start

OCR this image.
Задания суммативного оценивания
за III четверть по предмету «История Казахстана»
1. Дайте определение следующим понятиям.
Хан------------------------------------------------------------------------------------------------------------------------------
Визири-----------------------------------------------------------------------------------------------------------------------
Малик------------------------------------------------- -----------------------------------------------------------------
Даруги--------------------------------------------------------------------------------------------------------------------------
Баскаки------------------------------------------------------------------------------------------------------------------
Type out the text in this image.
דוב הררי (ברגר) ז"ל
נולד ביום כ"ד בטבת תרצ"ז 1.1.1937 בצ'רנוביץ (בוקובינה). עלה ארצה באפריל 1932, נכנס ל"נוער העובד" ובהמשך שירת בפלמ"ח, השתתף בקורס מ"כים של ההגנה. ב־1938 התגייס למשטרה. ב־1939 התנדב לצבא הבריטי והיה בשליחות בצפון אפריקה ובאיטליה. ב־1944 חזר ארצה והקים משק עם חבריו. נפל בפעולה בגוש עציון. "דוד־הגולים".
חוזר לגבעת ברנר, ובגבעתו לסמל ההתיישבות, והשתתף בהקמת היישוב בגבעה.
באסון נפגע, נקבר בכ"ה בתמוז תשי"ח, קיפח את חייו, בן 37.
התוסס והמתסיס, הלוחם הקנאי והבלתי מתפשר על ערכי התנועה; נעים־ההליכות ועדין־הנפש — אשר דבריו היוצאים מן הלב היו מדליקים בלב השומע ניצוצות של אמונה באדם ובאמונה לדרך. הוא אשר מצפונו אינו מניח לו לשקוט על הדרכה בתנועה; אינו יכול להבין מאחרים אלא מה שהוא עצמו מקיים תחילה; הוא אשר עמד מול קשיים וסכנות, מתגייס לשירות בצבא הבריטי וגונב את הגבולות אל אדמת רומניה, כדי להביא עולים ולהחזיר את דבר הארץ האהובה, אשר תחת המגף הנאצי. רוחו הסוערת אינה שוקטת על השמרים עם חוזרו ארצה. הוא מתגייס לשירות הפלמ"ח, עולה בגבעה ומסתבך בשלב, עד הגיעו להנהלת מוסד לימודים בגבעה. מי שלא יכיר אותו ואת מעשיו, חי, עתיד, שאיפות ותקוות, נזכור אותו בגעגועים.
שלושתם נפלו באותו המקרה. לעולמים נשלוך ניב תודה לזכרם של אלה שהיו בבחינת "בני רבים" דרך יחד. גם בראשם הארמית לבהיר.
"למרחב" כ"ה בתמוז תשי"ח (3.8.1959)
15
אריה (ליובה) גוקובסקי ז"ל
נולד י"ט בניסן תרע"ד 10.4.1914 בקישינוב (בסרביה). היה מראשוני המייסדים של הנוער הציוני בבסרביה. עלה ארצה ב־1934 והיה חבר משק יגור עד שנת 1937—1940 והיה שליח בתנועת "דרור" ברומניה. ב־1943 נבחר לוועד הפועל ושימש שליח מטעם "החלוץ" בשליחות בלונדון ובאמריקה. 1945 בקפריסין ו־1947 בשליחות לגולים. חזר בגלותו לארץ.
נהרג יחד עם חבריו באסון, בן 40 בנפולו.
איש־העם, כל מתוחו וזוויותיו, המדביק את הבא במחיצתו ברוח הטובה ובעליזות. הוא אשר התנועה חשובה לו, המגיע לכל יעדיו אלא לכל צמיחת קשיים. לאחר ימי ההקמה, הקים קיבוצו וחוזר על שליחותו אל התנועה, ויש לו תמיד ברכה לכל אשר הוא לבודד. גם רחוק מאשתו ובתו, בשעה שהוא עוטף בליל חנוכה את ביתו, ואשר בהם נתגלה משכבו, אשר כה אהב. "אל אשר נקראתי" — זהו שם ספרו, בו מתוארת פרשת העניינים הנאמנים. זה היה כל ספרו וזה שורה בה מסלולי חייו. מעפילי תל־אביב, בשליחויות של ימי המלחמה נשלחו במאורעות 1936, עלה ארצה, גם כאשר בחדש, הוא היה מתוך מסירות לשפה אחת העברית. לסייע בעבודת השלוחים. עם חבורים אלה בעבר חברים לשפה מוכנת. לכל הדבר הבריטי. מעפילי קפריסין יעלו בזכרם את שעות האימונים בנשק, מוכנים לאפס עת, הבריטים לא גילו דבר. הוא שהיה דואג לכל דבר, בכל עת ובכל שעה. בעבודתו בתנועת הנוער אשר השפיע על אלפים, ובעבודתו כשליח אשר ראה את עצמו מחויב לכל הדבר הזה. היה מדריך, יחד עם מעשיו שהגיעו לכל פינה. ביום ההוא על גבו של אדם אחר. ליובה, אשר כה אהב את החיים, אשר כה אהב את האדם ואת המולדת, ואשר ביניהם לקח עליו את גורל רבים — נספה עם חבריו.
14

end

- [Aim]:
In the listing, find each line with the string "ליובה" and copy it.

- [Answer to this problem]:
אריה (ליובה) גוקובסקי ז"ל
איש־העם, כל מתוחו וזוויותיו, המדביק את הבא במחיצתו ברוח הטובה ובעליזות. הוא אשר התנועה חשובה לו, המגיע לכל יעדיו אלא לכל צמיחת קשיים. לאחר ימי ההקמה, הקים קיבוצו וחוזר על שליחותו אל התנועה, ויש לו תמיד ברכה לכל אשר הוא לבודד. גם רחוק מאשתו ובתו, בשעה שהוא עוטף בליל חנוכה את ביתו, ואשר בהם נתגלה משכבו, אשר כה אהב. "אל אשר נקראתי" — זהו שם ספרו, בו מתוארת פרשת העניינים הנאמנים. זה היה כל ספרו וזה שורה בה מסלולי חייו. מעפילי תל־אביב, בשליחויות של ימי המלחמה נשלחו במאורעות 1936, עלה ארצה, גם כאשר בחדש, הוא היה מתוך מסירות לשפה אחת העברית. לסייע בעבודת השלוחים. עם חבורים אלה בעבר חברים לשפה מוכנת. לכל הדבר הבריטי. מעפילי קפריסין יעלו בזכרם את שעות האימונים בנשק, מוכנים לאפס עת, הבריטים לא גילו דבר. הוא שהיה דואג לכל דבר, בכל עת ובכל שעה. בעבודתו בתנועת הנוער אשר השפיע על אלפים, ובעבודתו כשליח אשר ראה את עצמו מחויב לכל הדבר הזה. היה מדריך, יחד עם מעשיו שהגיעו לכל פינה. ביום ההוא על גבו של אדם אחר. ליובה, אשר כה אהב את החיים, אשר כה אהב את האדם ואת המולדת, ואשר ביניהם לקח עליו את גורל רבים — נספה עם חבריו.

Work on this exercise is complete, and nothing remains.